» Given request
Write out the listing below in full and exactly, leaving out every picture.
— Start Dataset rows —
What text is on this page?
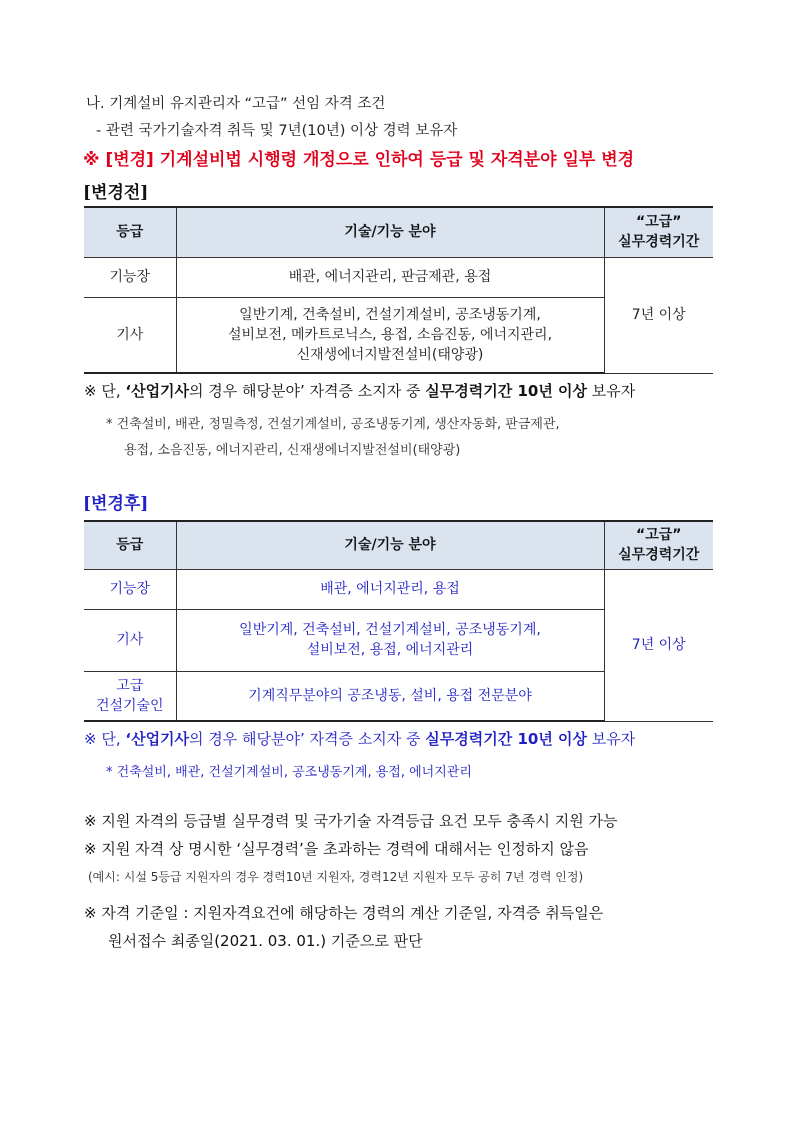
나. 기계설비 유지관리자 “고급” 선임 자격 조건
- 관련 국가기술자격 취득 및 7년(10년) 이상 경력 보유자
※ [변경] 기계설비법 시행령 개정으로 인하여 등급 및 자격분야 일부 변경
[변경전]
등급	기술/기능 분야	“고급”
실무경력기간
기능장	배관, 에너지관리, 판금제관, 용접	7년 이상
기사	일반기계, 건축설비, 건설기계설비, 공조냉동기계,
설비보전, 메카트로닉스, 용접, 소음진동, 에너지관리,
신재생에너지발전설비(태양광)	
※ 단, ‘산업기사의 경우 해당분야’ 자격증 소지자 중 실무경력기간 10년 이상 보유자
* 건축설비, 배관, 정밀측정, 건설기계설비, 공조냉동기계, 생산자동화, 판금제관,
용접, 소음진동, 에너지관리, 신재생에너지발전설비(태양광)
[변경후]
등급	기술/기능 분야	“고급”
실무경력기간
기능장	배관, 에너지관리, 용접	7년 이상
기사	일반기계, 건축설비, 건설기계설비, 공조냉동기계,
설비보전, 용접, 에너지관리	
고급
건설기술인	기계직무분야의 공조냉동, 설비, 용접 전문분야	
※ 단, ‘산업기사의 경우 해당분야’ 자격증 소지자 중 실무경력기간 10년 이상 보유자
* 건축설비, 배관, 건설기계설비, 공조냉동기계, 용접, 에너지관리
※ 지원 자격의 등급별 실무경력 및 국가기술 자격등급 요건 모두 충족시 지원 가능
※ 지원 자격 상 명시한 ‘실무경력’을 초과하는 경력에 대해서는 인정하지 않음
(예시: 시설 5등급 지원자의 경우 경력10년 지원자, 경력12년 지원자 모두 공히 7년 경력 인정)
※ 자격 기준일 : 지원자격요건에 해당하는 경력의 계산 기준일, 자격증 취득일은
원서접수 최종일(2021. 03. 01.) 기준으로 판단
— End Dataset rows —
» Answer to this task
What text is on this page?
나. 기계설비 유지관리자 “고급” 선임 자격 조건
- 관련 국가기술자격 취득 및 7년(10년) 이상 경력 보유자
※ [변경] 기계설비법 시행령 개정으로 인하여 등급 및 자격분야 일부 변경
[변경전]
등급	기술/기능 분야	“고급”
실무경력기간
기능장	배관, 에너지관리, 판금제관, 용접	7년 이상
기사	일반기계, 건축설비, 건설기계설비, 공조냉동기계,
설비보전, 메카트로닉스, 용접, 소음진동, 에너지관리,
신재생에너지발전설비(태양광)	
※ 단, ‘산업기사의 경우 해당분야’ 자격증 소지자 중 실무경력기간 10년 이상 보유자
* 건축설비, 배관, 정밀측정, 건설기계설비, 공조냉동기계, 생산자동화, 판금제관,
용접, 소음진동, 에너지관리, 신재생에너지발전설비(태양광)
[변경후]
등급	기술/기능 분야	“고급”
실무경력기간
기능장	배관, 에너지관리, 용접	7년 이상
기사	일반기계, 건축설비, 건설기계설비, 공조냉동기계,
설비보전, 용접, 에너지관리	
고급
건설기술인	기계직무분야의 공조냉동, 설비, 용접 전문분야	
※ 단, ‘산업기사의 경우 해당분야’ 자격증 소지자 중 실무경력기간 10년 이상 보유자
* 건축설비, 배관, 건설기계설비, 공조냉동기계, 용접, 에너지관리
※ 지원 자격의 등급별 실무경력 및 국가기술 자격등급 요건 모두 충족시 지원 가능
※ 지원 자격 상 명시한 ‘실무경력’을 초과하는 경력에 대해서는 인정하지 않음
(예시: 시설 5등급 지원자의 경우 경력10년 지원자, 경력12년 지원자 모두 공히 7년 경력 인정)
※ 자격 기준일 : 지원자격요건에 해당하는 경력의 계산 기준일, 자격증 취득일은
원서접수 최종일(2021. 03. 01.) 기준으로 판단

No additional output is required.